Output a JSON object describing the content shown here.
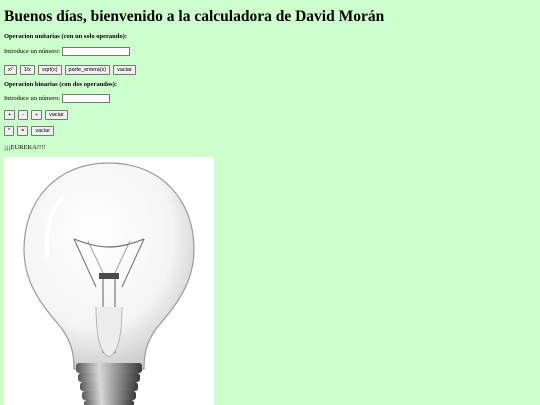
{
  "page": {
    "heading": "Buenos días, bienvenido a la calculadora de David Morán"
  },
  "unary": {
    "title": "Operacion unitarias (con un solo operando):",
    "input_label": "Introduce un número:",
    "input_value": "",
    "buttons": [
      "x²",
      "1/x",
      "sqrt(x)",
      "parte_entera(x)",
      "vaciar"
    ]
  },
  "binary": {
    "title": "Operacion binarias (con dos operandos):",
    "input_label": "Introduce un número:",
    "input_value": "",
    "buttons_row1": [
      "+",
      "-",
      "÷",
      "vaciar"
    ],
    "buttons_row2": [
      "*",
      "=",
      "vaciar"
    ]
  },
  "message": "¡¡¡EUREKA!!!!",
  "image": {
    "icon": "lightbulb-image"
  },
  "colors": {
    "background": "#ccffcc",
    "button_bg": "#efefef"
  }
}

+ + +

Aim of the task
Omit the pictures and give the material again, exactly and in full.

Problem solution
Output a JSON object describing the content shown here.
{
  "page": {
    "heading": "Buenos días, bienvenido a la calculadora de David Morán"
  },
  "unary": {
    "title": "Operacion unitarias (con un solo operando):",
    "input_label": "Introduce un número:",
    "input_value": "",
    "buttons": [
      "x²",
      "1/x",
      "sqrt(x)",
      "parte_entera(x)",
      "vaciar"
    ]
  },
  "binary": {
    "title": "Operacion binarias (con dos operandos):",
    "input_label": "Introduce un número:",
    "input_value": "",
    "buttons_row1": [
      "+",
      "-",
      "÷",
      "vaciar"
    ],
    "buttons_row2": [
      "*",
      "=",
      "vaciar"
    ]
  },
  "message": "¡¡¡EUREKA!!!!",
  "image": {
    "icon": "lightbulb-image"
  },
  "colors": {
    "background": "#ccffcc",
    "button_bg": "#efefef"
  }
}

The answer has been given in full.